▸ **Stated task**:
Write out each entry again. Keep every word exactly as it is.

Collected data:
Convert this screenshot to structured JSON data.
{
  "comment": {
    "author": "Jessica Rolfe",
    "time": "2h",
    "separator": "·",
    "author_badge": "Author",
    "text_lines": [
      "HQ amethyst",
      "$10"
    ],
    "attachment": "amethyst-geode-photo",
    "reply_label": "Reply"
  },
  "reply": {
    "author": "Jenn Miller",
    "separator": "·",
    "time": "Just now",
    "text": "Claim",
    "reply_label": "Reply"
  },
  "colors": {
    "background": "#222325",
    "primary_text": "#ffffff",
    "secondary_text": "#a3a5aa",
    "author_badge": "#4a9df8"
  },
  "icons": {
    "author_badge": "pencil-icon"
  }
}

▸ **Solved problem**:
Convert this screenshot to structured JSON data.
{
  "comment": {
    "author": "Jessica Rolfe",
    "time": "2h",
    "separator": "·",
    "author_badge": "Author",
    "text_lines": [
      "HQ amethyst",
      "$10"
    ],
    "attachment": "amethyst-geode-photo",
    "reply_label": "Reply"
  },
  "reply": {
    "author": "Jenn Miller",
    "separator": "·",
    "time": "Just now",
    "text": "Claim",
    "reply_label": "Reply"
  },
  "colors": {
    "background": "#222325",
    "primary_text": "#ffffff",
    "secondary_text": "#a3a5aa",
    "author_badge": "#4a9df8"
  },
  "icons": {
    "author_badge": "pencil-icon"
  }
}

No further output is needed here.